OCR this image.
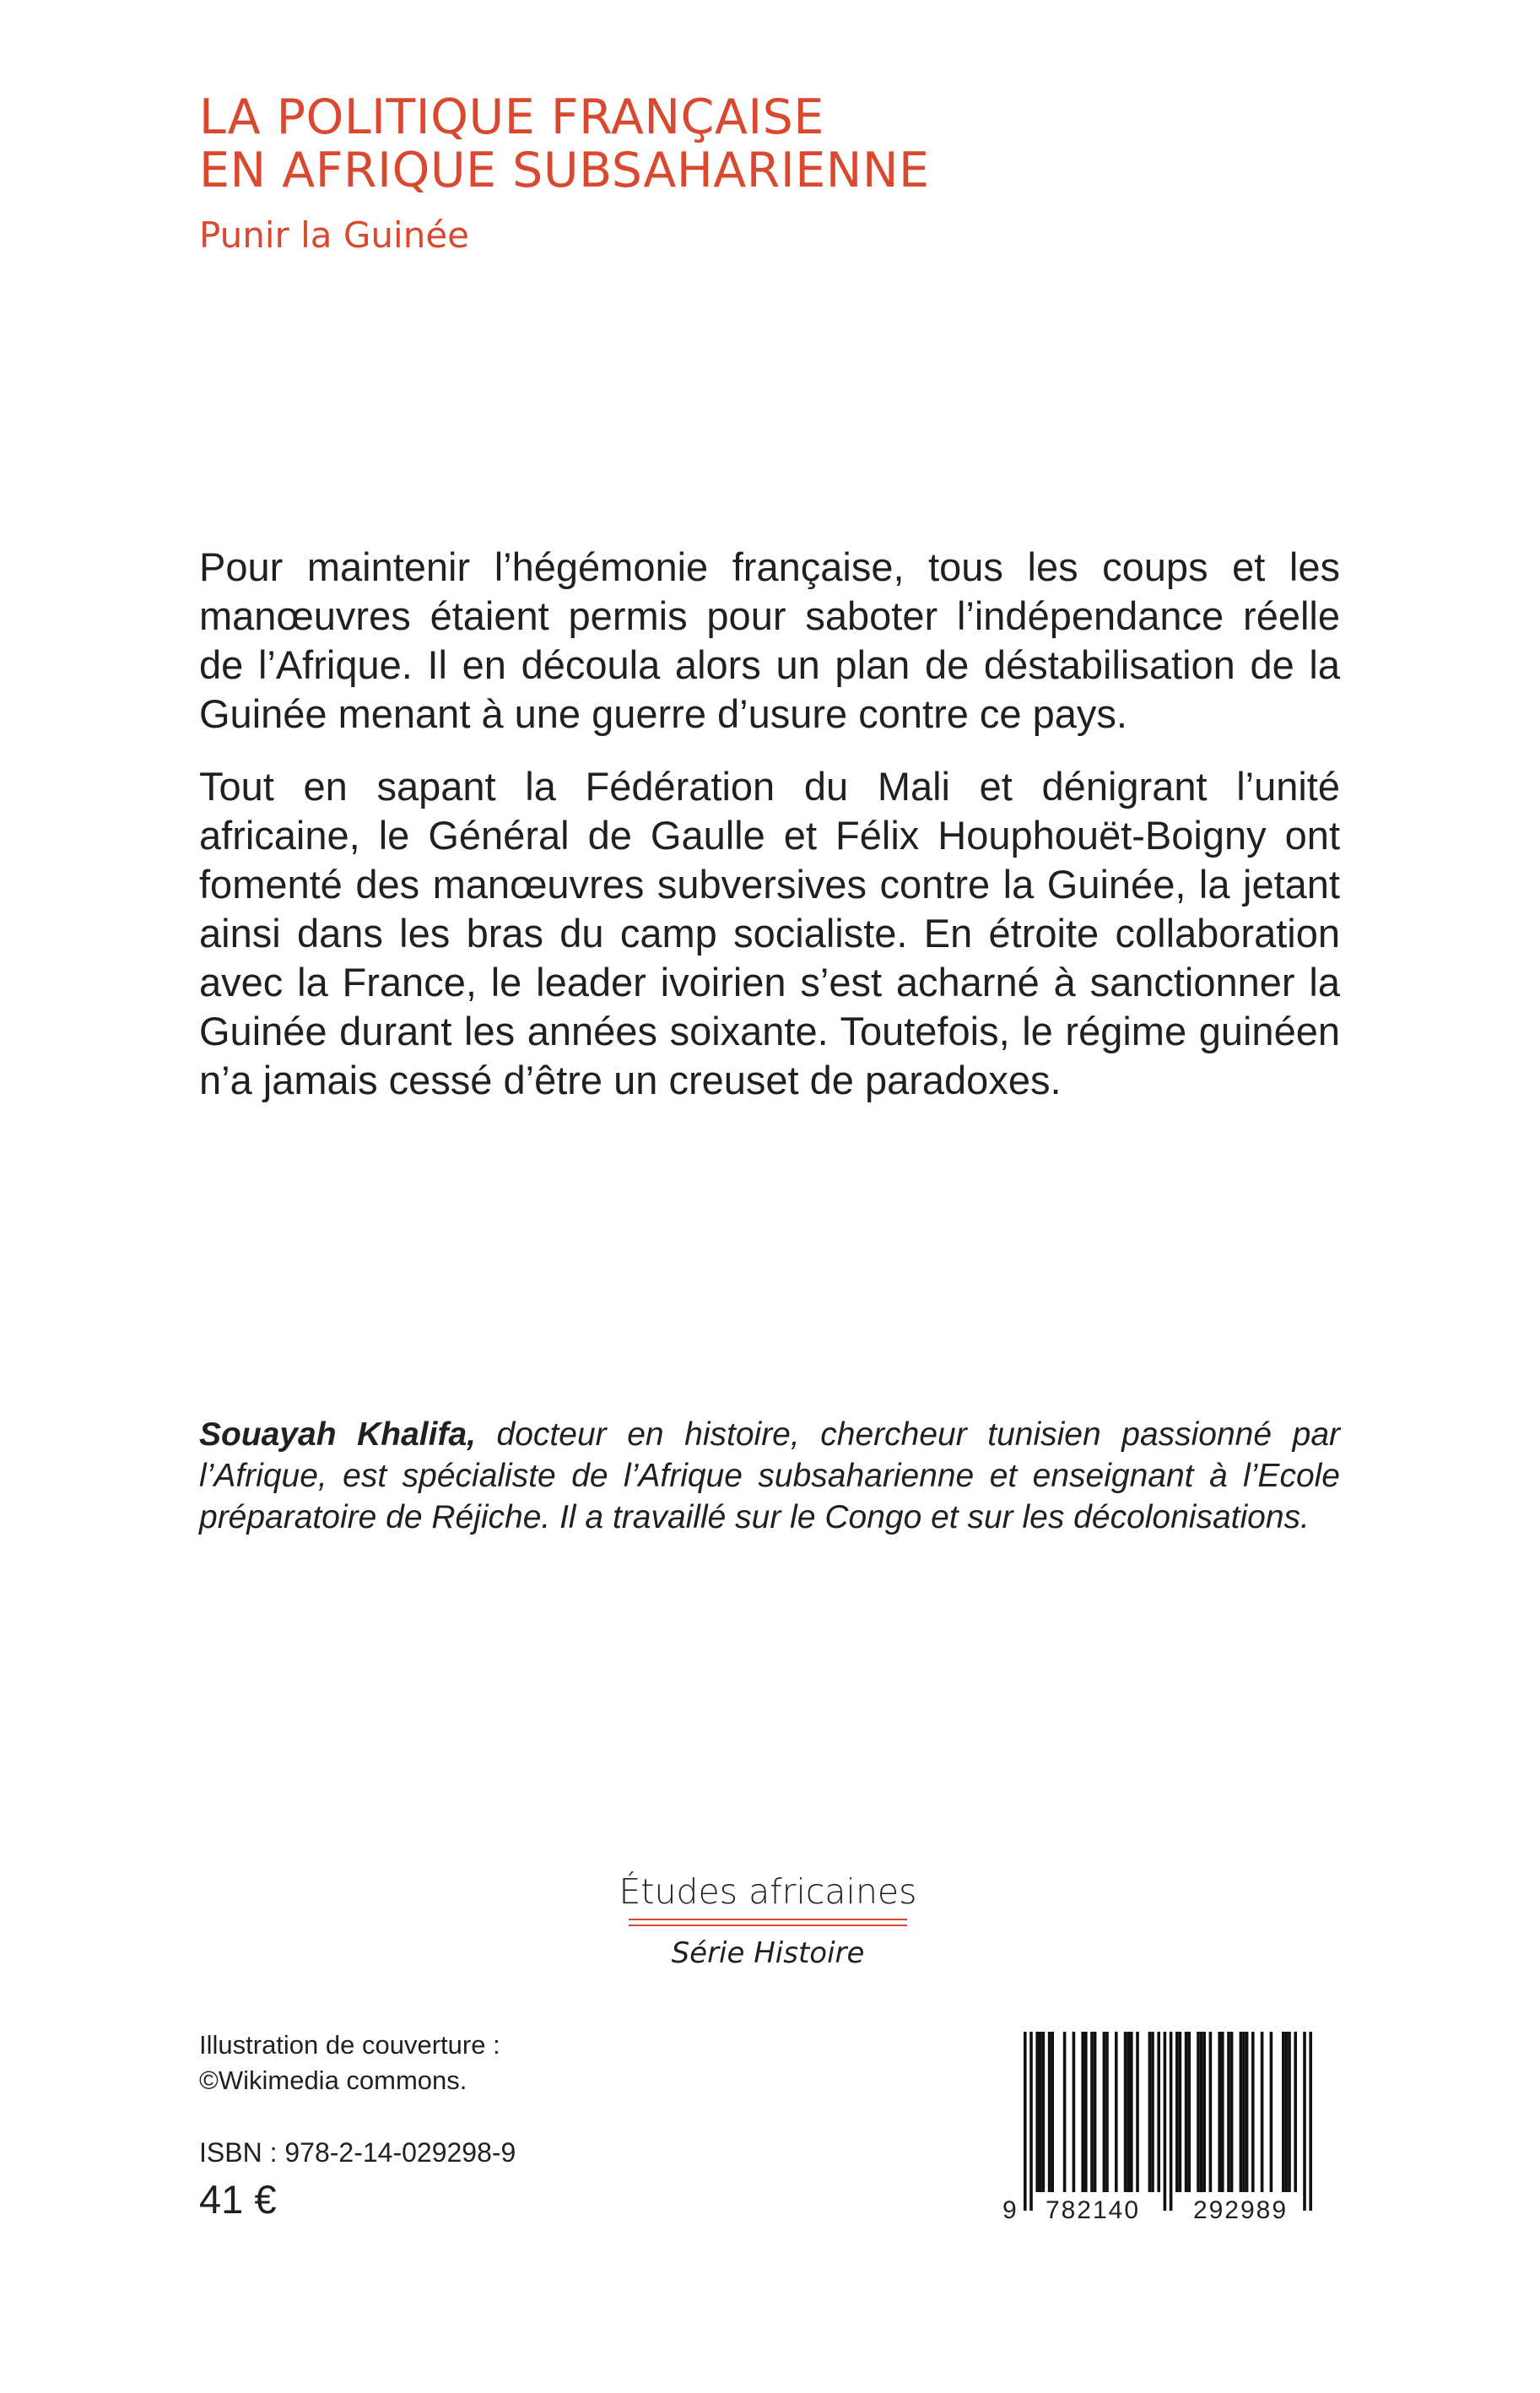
LA POLITIQUE FRANÇAISE
EN AFRIQUE SUBSAHARIENNE
Punir la Guinée

Pour maintenir l’hégémonie française, tous les coups et les manœuvres étaient permis pour saboter l’indépendance réelle de l’Afrique. Il en découla alors un plan de déstabilisation de la Guinée menant à une guerre d’usure contre ce pays.

Tout en sapant la Fédération du Mali et dénigrant l’unité africaine, le Général de Gaulle et Félix Houphouët-Boigny ont fomenté des manœuvres subversives contre la Guinée, la jetant ainsi dans les bras du camp socialiste. En étroite collaboration avec la France, le leader ivoirien s’est acharné à sanctionner la Guinée durant les années soixante. Toutefois, le régime guinéen n’a jamais cessé d’être un creuset de paradoxes.

Souayah Khalifa, docteur en histoire, chercheur tunisien passionné par l’Afrique, est spécialiste de l’Afrique subsaharienne et enseignant à l’Ecole préparatoire de Réjiche. Il a travaillé sur le Congo et sur les décolonisations.
Études africaines
Série Histoire
Illustration de couverture :
©Wikimedia commons.
ISBN : 978-2-14-029298-9
41 €	9 782140 292989
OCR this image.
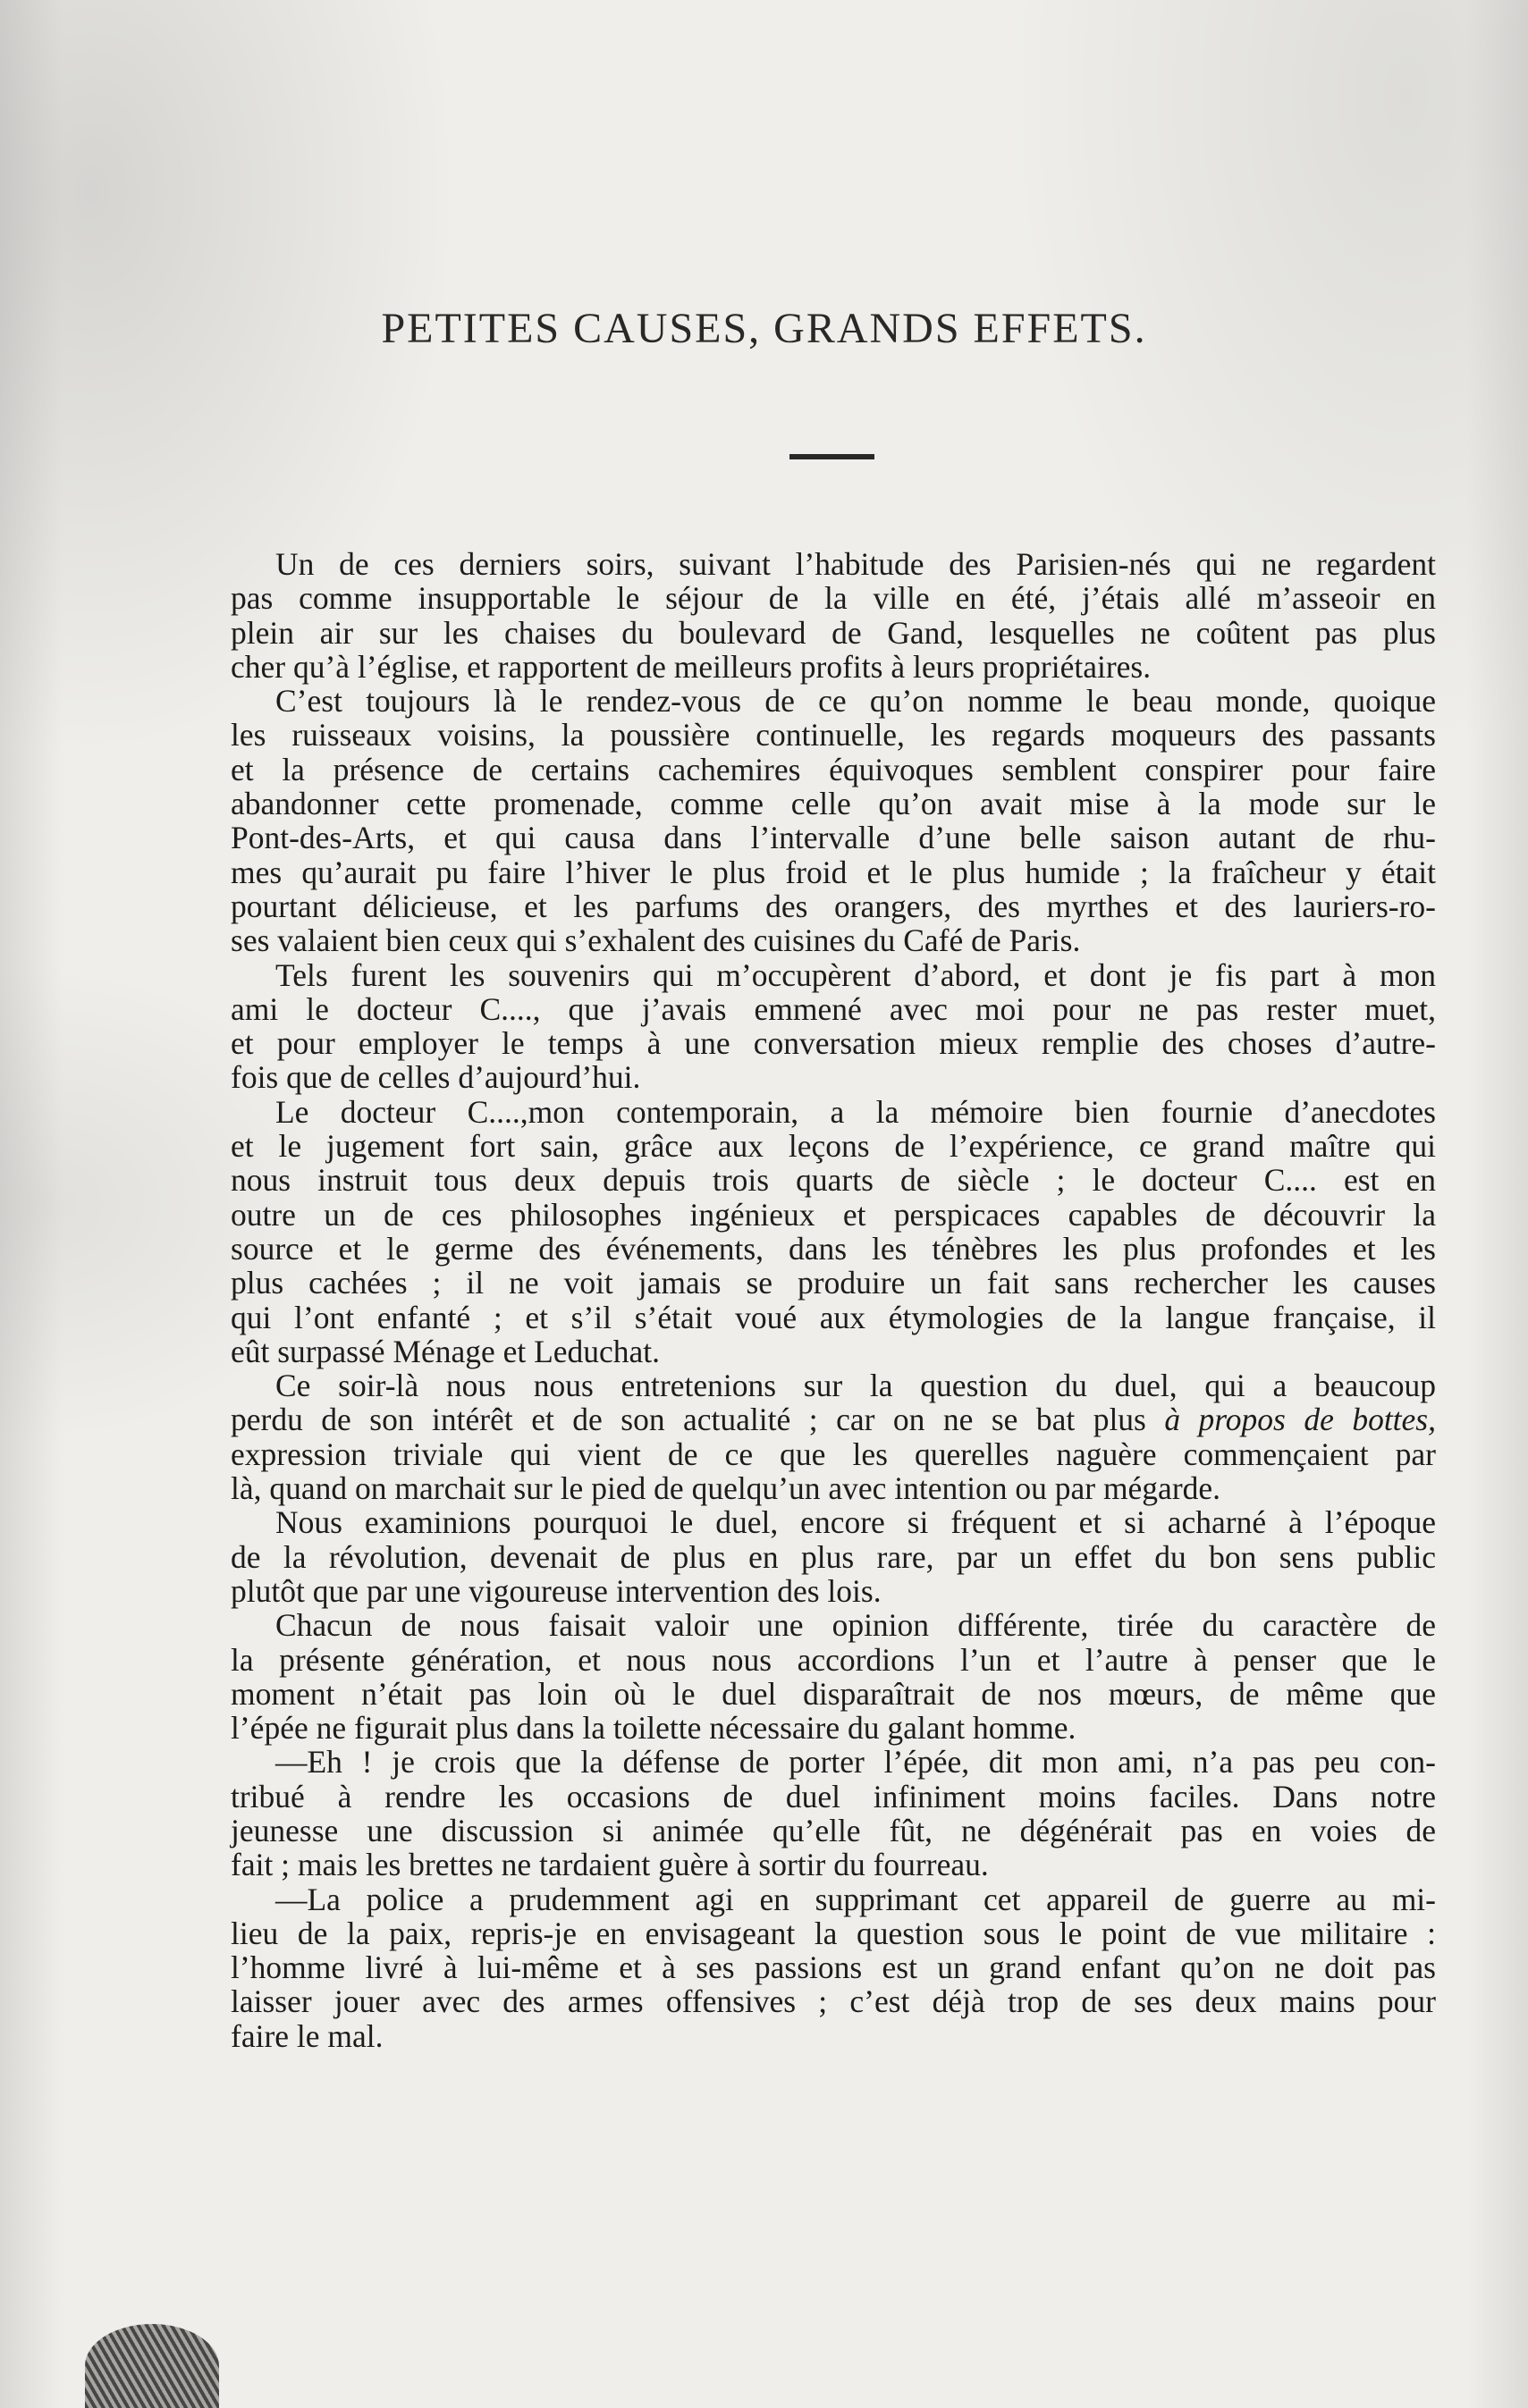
PETITES CAUSES, GRANDS EFFETS.
Un de ces derniers soirs, suivant l’habitude des Parisien-nés qui ne regardent
pas comme insupportable le séjour de la ville en été, j’étais allé m’asseoir en
plein air sur les chaises du boulevard de Gand, lesquelles ne coûtent pas plus
cher qu’à l’église, et rapportent de meilleurs profits à leurs propriétaires.
C’est toujours là le rendez-vous de ce qu’on nomme le beau monde, quoique
les ruisseaux voisins, la poussière continuelle, les regards moqueurs des passants
et la présence de certains cachemires équivoques semblent conspirer pour faire
abandonner cette promenade, comme celle qu’on avait mise à la mode sur le
Pont-des-Arts, et qui causa dans l’intervalle d’une belle saison autant de rhu-
mes qu’aurait pu faire l’hiver le plus froid et le plus humide ; la fraîcheur y était
pourtant délicieuse, et les parfums des orangers, des myrthes et des lauriers-ro-
ses valaient bien ceux qui s’exhalent des cuisines du Café de Paris.
Tels furent les souvenirs qui m’occupèrent d’abord, et dont je fis part à mon
ami le docteur C...., que j’avais emmené avec moi pour ne pas rester muet,
et pour employer le temps à une conversation mieux remplie des choses d’autre-
fois que de celles d’aujourd’hui.
Le docteur C....,mon contemporain, a la mémoire bien fournie d’anecdotes
et le jugement fort sain, grâce aux leçons de l’expérience, ce grand maître qui
nous instruit tous deux depuis trois quarts de siècle ; le docteur C.... est en
outre un de ces philosophes ingénieux et perspicaces capables de découvrir la
source et le germe des événements, dans les ténèbres les plus profondes et les
plus cachées ; il ne voit jamais se produire un fait sans rechercher les causes
qui l’ont enfanté ; et s’il s’était voué aux étymologies de la langue française, il
eût surpassé Ménage et Leduchat.
Ce soir-là nous nous entretenions sur la question du duel, qui a beaucoup
perdu de son intérêt et de son actualité ; car on ne se bat plus à propos de bottes,
expression triviale qui vient de ce que les querelles naguère commençaient par
là, quand on marchait sur le pied de quelqu’un avec intention ou par mégarde.
Nous examinions pourquoi le duel, encore si fréquent et si acharné à l’époque
de la révolution, devenait de plus en plus rare, par un effet du bon sens public
plutôt que par une vigoureuse intervention des lois.
Chacun de nous faisait valoir une opinion différente, tirée du caractère de
la présente génération, et nous nous accordions l’un et l’autre à penser que le
moment n’était pas loin où le duel disparaîtrait de nos mœurs, de même que
l’épée ne figurait plus dans la toilette nécessaire du galant homme.
—Eh ! je crois que la défense de porter l’épée, dit mon ami, n’a pas peu con-
tribué à rendre les occasions de duel infiniment moins faciles. Dans notre
jeunesse une discussion si animée qu’elle fût, ne dégénérait pas en voies de
fait ; mais les brettes ne tardaient guère à sortir du fourreau.
—La police a prudemment agi en supprimant cet appareil de guerre au mi-
lieu de la paix, repris-je en envisageant la question sous le point de vue militaire :
l’homme livré à lui-même et à ses passions est un grand enfant qu’on ne doit pas
laisser jouer avec des armes offensives ; c’est déjà trop de ses deux mains pour
faire le mal.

Written instruction
Which lines contain "question"? Copy each of them out.

Exercise result
Ce soir-là nous nous entretenions sur la question du duel, qui a beaucoup
lieu de la paix, repris-je en envisageant la question sous le point de vue militaire :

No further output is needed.